Stated exercise -> Please copy the records word for word, starting with their first line and stopping after the line that contains "454, 894, 470]".

Records supplied ->
:::::

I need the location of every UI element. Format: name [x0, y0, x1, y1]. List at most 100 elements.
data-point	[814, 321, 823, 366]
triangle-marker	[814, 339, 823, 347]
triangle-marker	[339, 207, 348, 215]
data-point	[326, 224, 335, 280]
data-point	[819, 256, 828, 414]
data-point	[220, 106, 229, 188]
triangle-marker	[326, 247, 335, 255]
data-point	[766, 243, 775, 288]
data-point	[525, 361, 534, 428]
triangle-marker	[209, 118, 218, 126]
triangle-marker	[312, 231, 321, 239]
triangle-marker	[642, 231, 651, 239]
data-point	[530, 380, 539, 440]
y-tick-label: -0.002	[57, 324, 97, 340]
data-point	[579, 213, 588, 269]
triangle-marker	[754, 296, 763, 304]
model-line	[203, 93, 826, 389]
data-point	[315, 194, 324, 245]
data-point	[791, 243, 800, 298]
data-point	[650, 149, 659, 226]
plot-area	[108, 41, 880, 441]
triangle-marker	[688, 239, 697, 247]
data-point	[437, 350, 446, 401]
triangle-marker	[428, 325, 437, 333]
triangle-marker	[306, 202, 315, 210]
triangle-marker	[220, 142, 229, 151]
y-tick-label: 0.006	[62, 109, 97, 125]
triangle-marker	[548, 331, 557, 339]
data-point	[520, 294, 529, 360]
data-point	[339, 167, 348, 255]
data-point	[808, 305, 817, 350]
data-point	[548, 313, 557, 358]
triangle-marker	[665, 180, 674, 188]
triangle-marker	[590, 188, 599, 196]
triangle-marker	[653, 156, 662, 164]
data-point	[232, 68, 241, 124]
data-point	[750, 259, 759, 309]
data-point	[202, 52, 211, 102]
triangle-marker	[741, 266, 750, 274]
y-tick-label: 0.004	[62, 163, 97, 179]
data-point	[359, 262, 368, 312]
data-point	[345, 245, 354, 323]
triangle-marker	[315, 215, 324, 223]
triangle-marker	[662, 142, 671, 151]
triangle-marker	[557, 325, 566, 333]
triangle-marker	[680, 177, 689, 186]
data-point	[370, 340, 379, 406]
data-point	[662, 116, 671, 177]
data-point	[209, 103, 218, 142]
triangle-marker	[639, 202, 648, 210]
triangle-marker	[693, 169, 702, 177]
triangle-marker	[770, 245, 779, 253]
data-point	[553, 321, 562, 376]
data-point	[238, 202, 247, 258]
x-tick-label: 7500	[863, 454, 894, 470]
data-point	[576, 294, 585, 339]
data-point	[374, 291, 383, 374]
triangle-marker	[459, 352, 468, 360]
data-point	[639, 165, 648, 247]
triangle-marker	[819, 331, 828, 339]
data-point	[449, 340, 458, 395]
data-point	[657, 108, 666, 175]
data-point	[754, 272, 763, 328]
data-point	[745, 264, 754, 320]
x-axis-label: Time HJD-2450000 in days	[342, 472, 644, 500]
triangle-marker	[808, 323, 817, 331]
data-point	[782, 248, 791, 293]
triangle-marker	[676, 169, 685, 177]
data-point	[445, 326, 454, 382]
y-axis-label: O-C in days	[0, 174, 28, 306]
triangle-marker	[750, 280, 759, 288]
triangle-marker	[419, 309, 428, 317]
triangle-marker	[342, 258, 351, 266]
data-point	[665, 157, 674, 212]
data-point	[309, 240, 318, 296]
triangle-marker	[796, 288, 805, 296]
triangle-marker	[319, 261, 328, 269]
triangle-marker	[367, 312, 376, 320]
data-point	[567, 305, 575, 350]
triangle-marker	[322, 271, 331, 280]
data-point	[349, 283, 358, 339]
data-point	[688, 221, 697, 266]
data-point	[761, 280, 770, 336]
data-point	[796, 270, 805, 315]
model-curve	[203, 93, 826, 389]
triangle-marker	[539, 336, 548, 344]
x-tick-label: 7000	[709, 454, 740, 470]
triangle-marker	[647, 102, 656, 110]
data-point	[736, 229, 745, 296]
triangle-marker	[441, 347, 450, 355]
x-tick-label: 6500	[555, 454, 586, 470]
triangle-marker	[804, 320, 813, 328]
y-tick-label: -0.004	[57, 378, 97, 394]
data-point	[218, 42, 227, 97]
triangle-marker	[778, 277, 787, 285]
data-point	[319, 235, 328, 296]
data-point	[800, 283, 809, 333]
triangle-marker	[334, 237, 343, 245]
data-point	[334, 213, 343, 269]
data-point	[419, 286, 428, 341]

:::::

Reply to the exercise ->
I need the location of every UI element. Format: name [x0, y0, x1, y1]. List at most 100 elements.
data-point	[814, 321, 823, 366]
triangle-marker	[814, 339, 823, 347]
triangle-marker	[339, 207, 348, 215]
data-point	[326, 224, 335, 280]
data-point	[819, 256, 828, 414]
data-point	[220, 106, 229, 188]
triangle-marker	[326, 247, 335, 255]
data-point	[766, 243, 775, 288]
data-point	[525, 361, 534, 428]
triangle-marker	[209, 118, 218, 126]
triangle-marker	[312, 231, 321, 239]
triangle-marker	[642, 231, 651, 239]
data-point	[530, 380, 539, 440]
y-tick-label: -0.002	[57, 324, 97, 340]
data-point	[579, 213, 588, 269]
triangle-marker	[754, 296, 763, 304]
model-line	[203, 93, 826, 389]
data-point	[315, 194, 324, 245]
data-point	[791, 243, 800, 298]
data-point	[650, 149, 659, 226]
plot-area	[108, 41, 880, 441]
triangle-marker	[688, 239, 697, 247]
data-point	[437, 350, 446, 401]
triangle-marker	[428, 325, 437, 333]
triangle-marker	[306, 202, 315, 210]
triangle-marker	[220, 142, 229, 151]
y-tick-label: 0.006	[62, 109, 97, 125]
triangle-marker	[548, 331, 557, 339]
data-point	[520, 294, 529, 360]
data-point	[339, 167, 348, 255]
data-point	[808, 305, 817, 350]
data-point	[548, 313, 557, 358]
triangle-marker	[665, 180, 674, 188]
triangle-marker	[590, 188, 599, 196]
triangle-marker	[653, 156, 662, 164]
data-point	[232, 68, 241, 124]
data-point	[750, 259, 759, 309]
data-point	[202, 52, 211, 102]
triangle-marker	[741, 266, 750, 274]
y-tick-label: 0.004	[62, 163, 97, 179]
data-point	[359, 262, 368, 312]
data-point	[345, 245, 354, 323]
triangle-marker	[315, 215, 324, 223]
triangle-marker	[662, 142, 671, 151]
triangle-marker	[557, 325, 566, 333]
triangle-marker	[680, 177, 689, 186]
data-point	[370, 340, 379, 406]
data-point	[662, 116, 671, 177]
data-point	[209, 103, 218, 142]
triangle-marker	[639, 202, 648, 210]
triangle-marker	[693, 169, 702, 177]
triangle-marker	[770, 245, 779, 253]
data-point	[553, 321, 562, 376]
data-point	[238, 202, 247, 258]
x-tick-label: 7500	[863, 454, 894, 470]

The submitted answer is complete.